> TASK TO CARRY OUT
Copy all lines in which the word "region" can be found.

Entries from a dataset:
==============================

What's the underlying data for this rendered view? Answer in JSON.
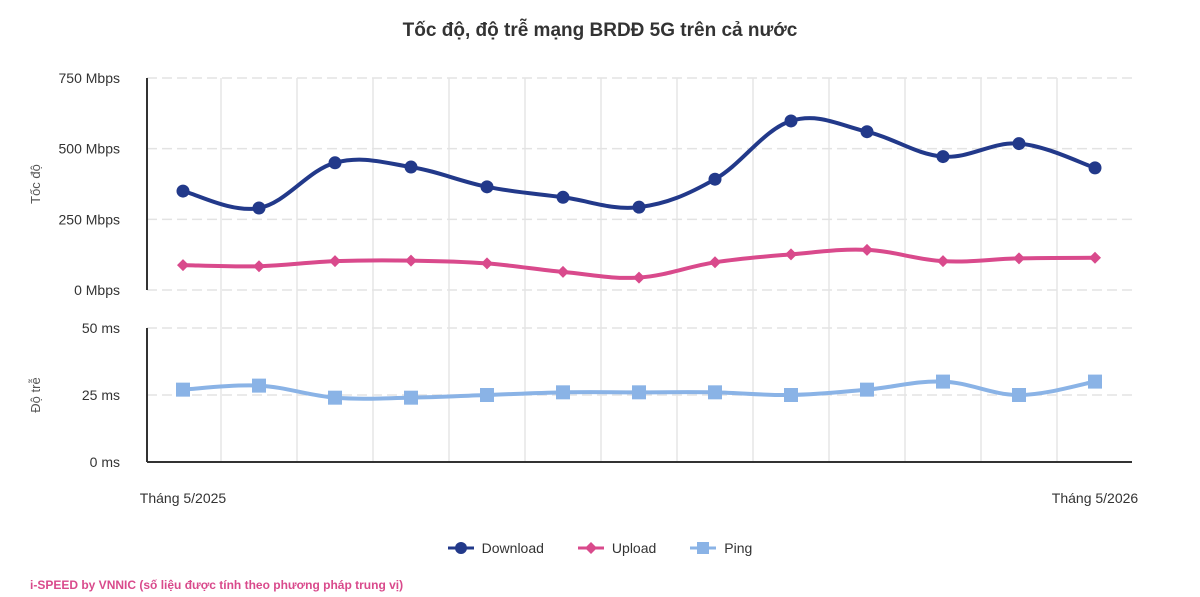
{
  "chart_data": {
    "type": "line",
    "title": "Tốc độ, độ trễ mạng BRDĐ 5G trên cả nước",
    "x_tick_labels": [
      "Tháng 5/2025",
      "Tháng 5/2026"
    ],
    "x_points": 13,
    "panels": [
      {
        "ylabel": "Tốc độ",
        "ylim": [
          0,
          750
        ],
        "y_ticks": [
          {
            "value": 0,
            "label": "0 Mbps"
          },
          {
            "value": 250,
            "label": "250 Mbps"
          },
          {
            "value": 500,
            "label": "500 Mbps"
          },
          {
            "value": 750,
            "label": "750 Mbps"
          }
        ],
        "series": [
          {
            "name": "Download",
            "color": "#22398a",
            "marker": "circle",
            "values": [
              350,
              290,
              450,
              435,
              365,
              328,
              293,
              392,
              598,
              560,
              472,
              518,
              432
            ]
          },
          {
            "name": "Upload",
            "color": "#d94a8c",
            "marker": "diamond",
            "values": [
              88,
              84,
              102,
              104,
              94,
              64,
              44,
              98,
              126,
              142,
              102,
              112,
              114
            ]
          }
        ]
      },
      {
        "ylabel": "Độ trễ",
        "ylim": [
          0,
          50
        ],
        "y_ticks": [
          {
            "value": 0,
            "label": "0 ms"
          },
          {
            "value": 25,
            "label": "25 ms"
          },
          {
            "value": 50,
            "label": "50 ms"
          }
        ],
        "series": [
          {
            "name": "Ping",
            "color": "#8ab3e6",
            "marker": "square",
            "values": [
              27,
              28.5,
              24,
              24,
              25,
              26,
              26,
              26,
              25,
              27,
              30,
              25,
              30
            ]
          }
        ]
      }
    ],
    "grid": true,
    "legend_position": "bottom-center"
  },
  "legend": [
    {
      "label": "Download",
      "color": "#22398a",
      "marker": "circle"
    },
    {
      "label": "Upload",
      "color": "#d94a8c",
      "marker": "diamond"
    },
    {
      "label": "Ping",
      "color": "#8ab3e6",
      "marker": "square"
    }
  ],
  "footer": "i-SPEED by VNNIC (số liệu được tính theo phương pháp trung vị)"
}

==============================

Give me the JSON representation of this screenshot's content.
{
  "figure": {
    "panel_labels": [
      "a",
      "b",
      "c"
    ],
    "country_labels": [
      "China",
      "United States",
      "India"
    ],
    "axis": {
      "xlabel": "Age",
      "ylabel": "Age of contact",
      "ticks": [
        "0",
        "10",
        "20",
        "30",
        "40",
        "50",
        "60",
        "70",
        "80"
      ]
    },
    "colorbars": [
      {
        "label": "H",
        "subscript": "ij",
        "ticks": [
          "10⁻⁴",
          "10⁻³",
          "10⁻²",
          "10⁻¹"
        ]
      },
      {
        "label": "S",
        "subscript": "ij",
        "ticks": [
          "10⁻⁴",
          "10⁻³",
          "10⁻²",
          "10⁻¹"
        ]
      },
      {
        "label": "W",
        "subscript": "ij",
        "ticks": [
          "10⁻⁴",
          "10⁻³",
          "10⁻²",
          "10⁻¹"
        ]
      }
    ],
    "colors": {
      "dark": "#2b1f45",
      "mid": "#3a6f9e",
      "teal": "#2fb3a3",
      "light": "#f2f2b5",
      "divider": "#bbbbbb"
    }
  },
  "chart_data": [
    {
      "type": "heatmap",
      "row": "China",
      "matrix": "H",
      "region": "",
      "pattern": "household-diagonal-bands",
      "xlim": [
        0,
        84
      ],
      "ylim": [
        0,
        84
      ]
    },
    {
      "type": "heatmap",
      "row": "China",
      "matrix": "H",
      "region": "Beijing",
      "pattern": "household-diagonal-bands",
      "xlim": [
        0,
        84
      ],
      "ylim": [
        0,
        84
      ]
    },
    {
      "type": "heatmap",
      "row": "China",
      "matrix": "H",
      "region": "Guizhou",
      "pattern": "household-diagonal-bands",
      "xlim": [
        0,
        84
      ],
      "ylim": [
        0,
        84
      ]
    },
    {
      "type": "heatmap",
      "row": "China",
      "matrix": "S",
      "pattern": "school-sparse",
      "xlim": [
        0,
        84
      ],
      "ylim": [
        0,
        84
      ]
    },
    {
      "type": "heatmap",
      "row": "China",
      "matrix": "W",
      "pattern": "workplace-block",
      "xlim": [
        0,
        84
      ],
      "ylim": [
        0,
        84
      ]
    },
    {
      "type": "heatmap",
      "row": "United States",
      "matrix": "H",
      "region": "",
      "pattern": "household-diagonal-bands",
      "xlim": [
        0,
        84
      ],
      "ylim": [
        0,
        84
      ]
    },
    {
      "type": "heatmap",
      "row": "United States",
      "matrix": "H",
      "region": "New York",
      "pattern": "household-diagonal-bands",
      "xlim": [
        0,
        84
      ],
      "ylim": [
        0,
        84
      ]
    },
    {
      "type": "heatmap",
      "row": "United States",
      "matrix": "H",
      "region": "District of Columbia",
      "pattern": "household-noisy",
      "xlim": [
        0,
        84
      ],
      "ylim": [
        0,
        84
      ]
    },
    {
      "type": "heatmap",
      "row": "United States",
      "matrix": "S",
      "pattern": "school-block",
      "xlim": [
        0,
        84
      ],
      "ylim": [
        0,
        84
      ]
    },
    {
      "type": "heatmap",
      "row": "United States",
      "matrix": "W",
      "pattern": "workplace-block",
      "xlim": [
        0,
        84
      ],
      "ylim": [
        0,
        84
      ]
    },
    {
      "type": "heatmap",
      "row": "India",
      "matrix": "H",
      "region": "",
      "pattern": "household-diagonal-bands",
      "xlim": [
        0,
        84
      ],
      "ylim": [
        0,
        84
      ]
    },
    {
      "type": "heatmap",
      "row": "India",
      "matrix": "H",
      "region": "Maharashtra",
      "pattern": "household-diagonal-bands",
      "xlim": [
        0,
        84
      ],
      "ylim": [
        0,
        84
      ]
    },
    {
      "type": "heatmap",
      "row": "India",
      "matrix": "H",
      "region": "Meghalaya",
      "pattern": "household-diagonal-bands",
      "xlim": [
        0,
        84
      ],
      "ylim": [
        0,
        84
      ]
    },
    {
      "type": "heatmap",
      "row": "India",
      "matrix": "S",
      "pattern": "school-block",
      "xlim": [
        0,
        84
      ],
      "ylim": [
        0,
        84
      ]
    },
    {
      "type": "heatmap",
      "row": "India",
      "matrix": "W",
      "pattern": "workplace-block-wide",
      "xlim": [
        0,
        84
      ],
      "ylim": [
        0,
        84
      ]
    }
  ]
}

==============================

> CORRECT ANSWER
      "region": "",
      "region": "Beijing",
      "region": "Guizhou",
      "region": "",
      "region": "New York",
      "region": "District of Columbia",
      "region": "",
      "region": "Maharashtra",
      "region": "Meghalaya",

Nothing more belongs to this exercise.